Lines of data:
— Start —

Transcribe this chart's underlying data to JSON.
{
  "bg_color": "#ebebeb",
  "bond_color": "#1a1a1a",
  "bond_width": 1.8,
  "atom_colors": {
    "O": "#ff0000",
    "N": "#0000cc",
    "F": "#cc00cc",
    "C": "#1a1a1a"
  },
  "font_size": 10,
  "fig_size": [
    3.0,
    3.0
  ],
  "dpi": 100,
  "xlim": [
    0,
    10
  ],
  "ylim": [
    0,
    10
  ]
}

— End —

**WHAT THE TASK REQUIRES**
Set down the entries above again, word for word.

**SOLUTION TO THE PROBLEM**
Transcribe this chart's underlying data to JSON.
{
  "bg_color": "#ebebeb",
  "bond_color": "#1a1a1a",
  "bond_width": 1.8,
  "atom_colors": {
    "O": "#ff0000",
    "N": "#0000cc",
    "F": "#cc00cc",
    "C": "#1a1a1a"
  },
  "font_size": 10,
  "fig_size": [
    3.0,
    3.0
  ],
  "dpi": 100,
  "xlim": [
    0,
    10
  ],
  "ylim": [
    0,
    10
  ]
}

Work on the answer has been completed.